Dataset records
+ + + +

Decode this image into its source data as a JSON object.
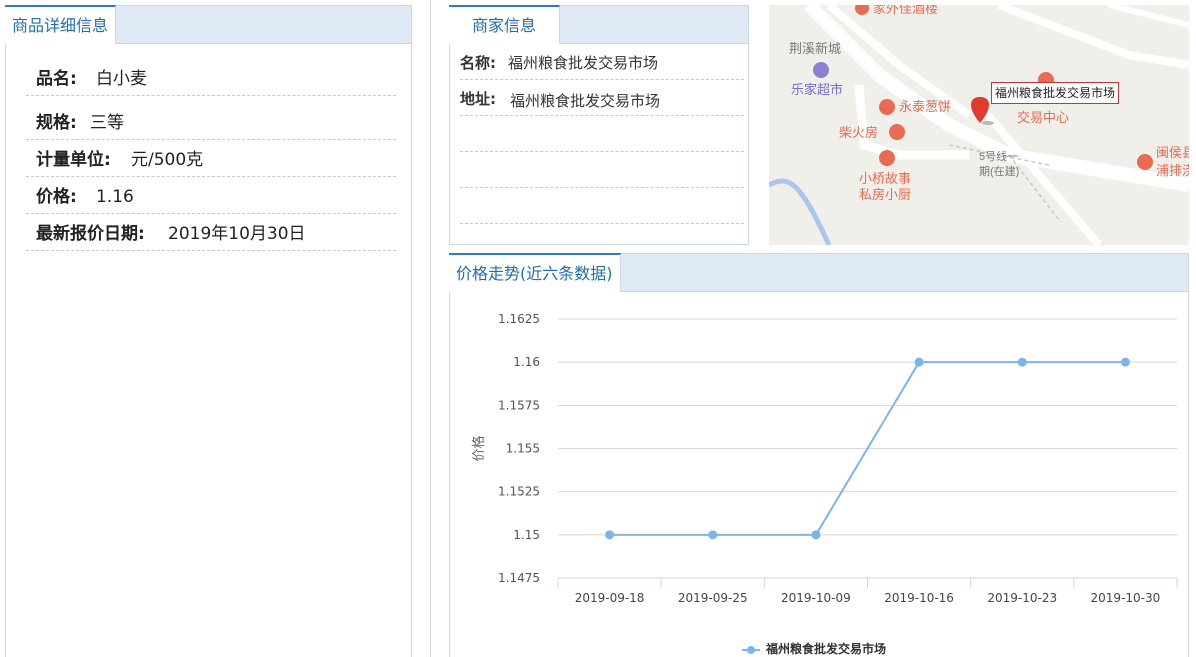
{
  "product_panel": {
    "tab_label": "商品详细信息",
    "rows": [
      {
        "label": "品名:",
        "value": "白小麦"
      },
      {
        "label": "规格:",
        "value": "三等"
      },
      {
        "label": "计量单位:",
        "value": "元/500克"
      },
      {
        "label": "价格:",
        "value": "1.16"
      },
      {
        "label": "最新报价日期:",
        "value": "2019年10月30日"
      }
    ]
  },
  "merchant_panel": {
    "tab_label": "商家信息",
    "rows": [
      {
        "label": "名称:",
        "value": "福州粮食批发交易市场"
      },
      {
        "label": "地址:",
        "value": "福州粮食批发交易市场"
      }
    ]
  },
  "map": {
    "callout": "福州粮食批发交易市场",
    "labels": [
      "家外佳酒楼",
      "荆溪新城",
      "乐家超市",
      "永泰葱饼",
      "柴火房",
      "小桥故事",
      "私房小厨",
      "交易中心",
      "5号线一",
      "期(在建)",
      "闽侯县",
      "浦排涝"
    ],
    "colors": {
      "road": "#ffffff",
      "poi": "#e86b52",
      "shop": "#8e7fd6",
      "marker": "#e23a2f",
      "water": "#a8c6f0"
    }
  },
  "trend_panel": {
    "tab_label": "价格走势(近六条数据)"
  },
  "chart_data": {
    "type": "line",
    "categories": [
      "2019-09-18",
      "2019-09-25",
      "2019-10-09",
      "2019-10-16",
      "2019-10-23",
      "2019-10-30"
    ],
    "series": [
      {
        "name": "福州粮食批发交易市场",
        "values": [
          1.15,
          1.15,
          1.15,
          1.16,
          1.16,
          1.16
        ]
      }
    ],
    "y_ticks": [
      "1.1625",
      "1.16",
      "1.1575",
      "1.155",
      "1.1525",
      "1.15",
      "1.1475"
    ],
    "ylim": [
      1.1475,
      1.1625
    ],
    "ylabel": "价格",
    "xlabel": "",
    "grid": true,
    "legend": "bottom-center",
    "line_color": "#7cb5ec"
  }
}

+ + + +

The records above must be transcribed exactly. Pictures are left out of the copy.

**The solution:**
Decode this image into its source data as a JSON object.
{
  "product_panel": {
    "tab_label": "商品详细信息",
    "rows": [
      {
        "label": "品名:",
        "value": "白小麦"
      },
      {
        "label": "规格:",
        "value": "三等"
      },
      {
        "label": "计量单位:",
        "value": "元/500克"
      },
      {
        "label": "价格:",
        "value": "1.16"
      },
      {
        "label": "最新报价日期:",
        "value": "2019年10月30日"
      }
    ]
  },
  "merchant_panel": {
    "tab_label": "商家信息",
    "rows": [
      {
        "label": "名称:",
        "value": "福州粮食批发交易市场"
      },
      {
        "label": "地址:",
        "value": "福州粮食批发交易市场"
      }
    ]
  },
  "map": {
    "callout": "福州粮食批发交易市场",
    "labels": [
      "家外佳酒楼",
      "荆溪新城",
      "乐家超市",
      "永泰葱饼",
      "柴火房",
      "小桥故事",
      "私房小厨",
      "交易中心",
      "5号线一",
      "期(在建)",
      "闽侯县",
      "浦排涝"
    ],
    "colors": {
      "road": "#ffffff",
      "poi": "#e86b52",
      "shop": "#8e7fd6",
      "marker": "#e23a2f",
      "water": "#a8c6f0"
    }
  },
  "trend_panel": {
    "tab_label": "价格走势(近六条数据)"
  },
  "chart_data": {
    "type": "line",
    "categories": [
      "2019-09-18",
      "2019-09-25",
      "2019-10-09",
      "2019-10-16",
      "2019-10-23",
      "2019-10-30"
    ],
    "series": [
      {
        "name": "福州粮食批发交易市场",
        "values": [
          1.15,
          1.15,
          1.15,
          1.16,
          1.16,
          1.16
        ]
      }
    ],
    "y_ticks": [
      "1.1625",
      "1.16",
      "1.1575",
      "1.155",
      "1.1525",
      "1.15",
      "1.1475"
    ],
    "ylim": [
      1.1475,
      1.1625
    ],
    "ylabel": "价格",
    "xlabel": "",
    "grid": true,
    "legend": "bottom-center",
    "line_color": "#7cb5ec"
  }
}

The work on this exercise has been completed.